Required task:
Print all of the entries exactly, minus the pictures.

Recorded data:
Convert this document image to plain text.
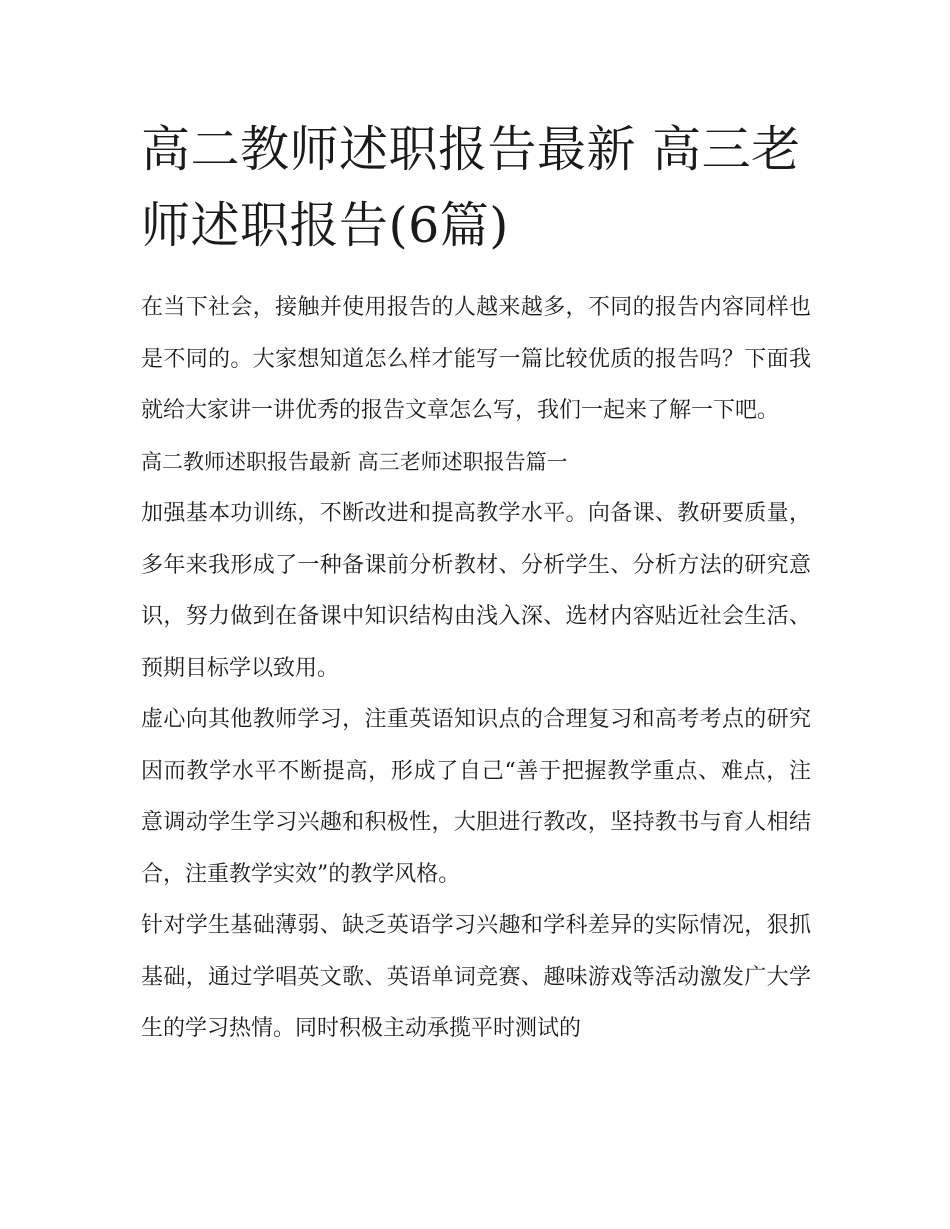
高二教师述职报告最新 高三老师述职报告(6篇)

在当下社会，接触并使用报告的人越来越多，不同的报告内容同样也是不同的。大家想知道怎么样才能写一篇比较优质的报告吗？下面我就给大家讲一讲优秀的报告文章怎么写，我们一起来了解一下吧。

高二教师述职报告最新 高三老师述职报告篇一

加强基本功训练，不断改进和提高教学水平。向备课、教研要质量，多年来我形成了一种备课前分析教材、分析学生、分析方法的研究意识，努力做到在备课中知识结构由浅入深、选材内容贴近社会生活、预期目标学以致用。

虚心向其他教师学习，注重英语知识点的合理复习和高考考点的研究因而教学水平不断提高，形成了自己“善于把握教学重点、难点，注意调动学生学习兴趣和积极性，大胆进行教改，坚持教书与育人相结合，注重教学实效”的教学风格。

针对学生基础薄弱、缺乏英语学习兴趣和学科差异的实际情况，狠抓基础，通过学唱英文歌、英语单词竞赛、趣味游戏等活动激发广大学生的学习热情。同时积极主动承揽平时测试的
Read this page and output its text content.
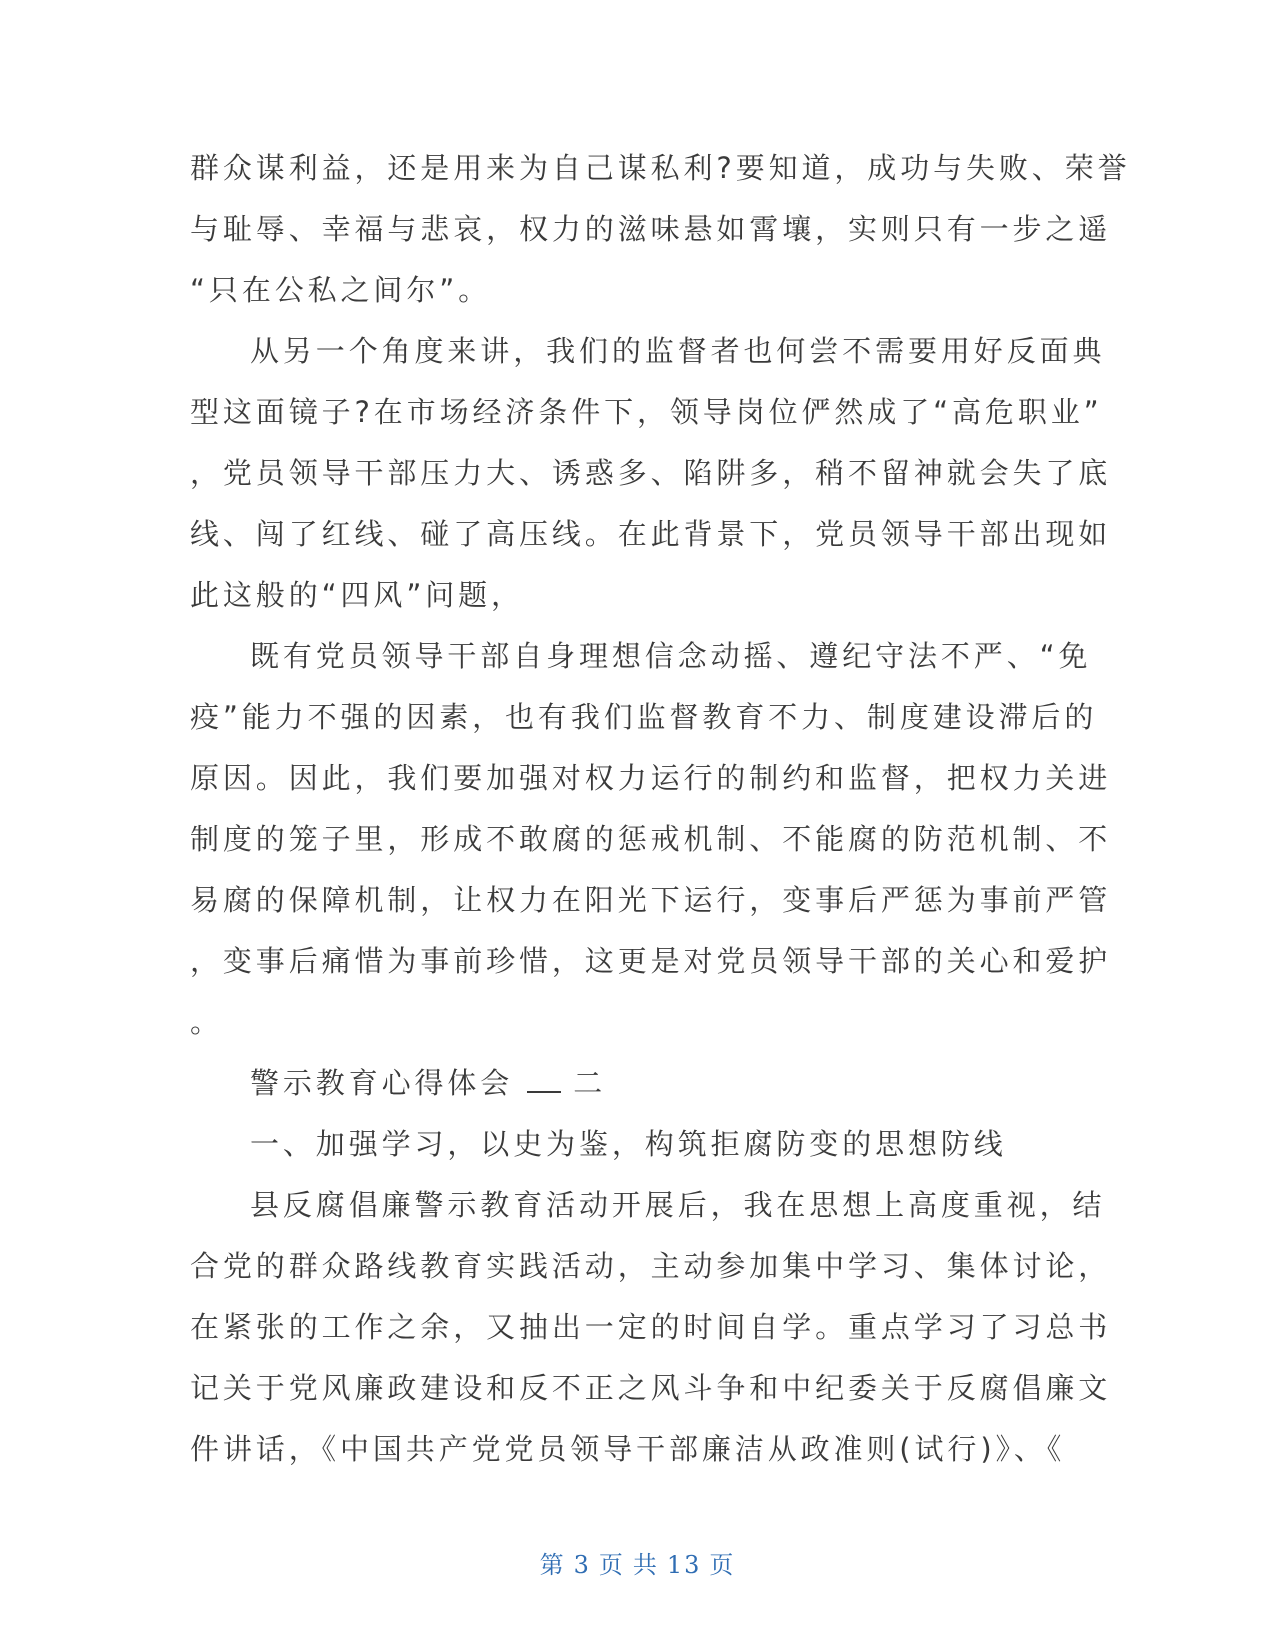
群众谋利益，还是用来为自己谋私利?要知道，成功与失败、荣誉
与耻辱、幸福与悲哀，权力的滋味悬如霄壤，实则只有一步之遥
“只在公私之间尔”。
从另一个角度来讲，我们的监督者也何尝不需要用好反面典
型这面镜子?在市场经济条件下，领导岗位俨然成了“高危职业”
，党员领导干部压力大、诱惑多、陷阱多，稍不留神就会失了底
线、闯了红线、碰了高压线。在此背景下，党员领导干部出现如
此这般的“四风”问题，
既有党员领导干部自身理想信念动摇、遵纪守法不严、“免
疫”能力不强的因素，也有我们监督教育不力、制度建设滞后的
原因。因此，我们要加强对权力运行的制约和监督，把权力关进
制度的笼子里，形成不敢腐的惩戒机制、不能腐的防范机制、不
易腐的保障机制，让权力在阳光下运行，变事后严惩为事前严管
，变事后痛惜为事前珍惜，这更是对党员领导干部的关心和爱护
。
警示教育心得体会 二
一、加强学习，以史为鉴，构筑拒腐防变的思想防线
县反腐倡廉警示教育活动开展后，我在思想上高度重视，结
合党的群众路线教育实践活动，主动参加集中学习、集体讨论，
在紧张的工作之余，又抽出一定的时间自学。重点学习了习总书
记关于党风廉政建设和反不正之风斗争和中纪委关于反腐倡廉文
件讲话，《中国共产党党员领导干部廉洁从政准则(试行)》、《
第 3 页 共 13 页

Result below:
Convert this document image to plain text.
高二教师述职报告最新 高三老师述职报告(6篇)

在当下社会，接触并使用报告的人越来越多，不同的报告内容同样也是不同的。大家想知道怎么样才能写一篇比较优质的报告吗？下面我就给大家讲一讲优秀的报告文章怎么写，我们一起来了解一下吧。

高二教师述职报告最新 高三老师述职报告篇一

加强基本功训练，不断改进和提高教学水平。向备课、教研要质量，多年来我形成了一种备课前分析教材、分析学生、分析方法的研究意识，努力做到在备课中知识结构由浅入深、选材内容贴近社会生活、预期目标学以致用。

虚心向其他教师学习，注重英语知识点的合理复习和高考考点的研究因而教学水平不断提高，形成了自己“善于把握教学重点、难点，注意调动学生学习兴趣和积极性，大胆进行教改，坚持教书与育人相结合，注重教学实效”的教学风格。

针对学生基础薄弱、缺乏英语学习兴趣和学科差异的实际情况，狠抓基础，通过学唱英文歌、英语单词竞赛、趣味游戏等活动激发广大学生的学习热情。同时积极主动承揽平时测试的
Read this page and output its text content.
群众谋利益，还是用来为自己谋私利?要知道，成功与失败、荣誉
与耻辱、幸福与悲哀，权力的滋味悬如霄壤，实则只有一步之遥
“只在公私之间尔”。
从另一个角度来讲，我们的监督者也何尝不需要用好反面典
型这面镜子?在市场经济条件下，领导岗位俨然成了“高危职业”
，党员领导干部压力大、诱惑多、陷阱多，稍不留神就会失了底
线、闯了红线、碰了高压线。在此背景下，党员领导干部出现如
此这般的“四风”问题，
既有党员领导干部自身理想信念动摇、遵纪守法不严、“免
疫”能力不强的因素，也有我们监督教育不力、制度建设滞后的
原因。因此，我们要加强对权力运行的制约和监督，把权力关进
制度的笼子里，形成不敢腐的惩戒机制、不能腐的防范机制、不
易腐的保障机制，让权力在阳光下运行，变事后严惩为事前严管
，变事后痛惜为事前珍惜，这更是对党员领导干部的关心和爱护
。
警示教育心得体会 二
一、加强学习，以史为鉴，构筑拒腐防变的思想防线
县反腐倡廉警示教育活动开展后，我在思想上高度重视，结
合党的群众路线教育实践活动，主动参加集中学习、集体讨论，
在紧张的工作之余，又抽出一定的时间自学。重点学习了习总书
记关于党风廉政建设和反不正之风斗争和中纪委关于反腐倡廉文
件讲话，《中国共产党党员领导干部廉洁从政准则(试行)》、《
第 3 页 共 13 页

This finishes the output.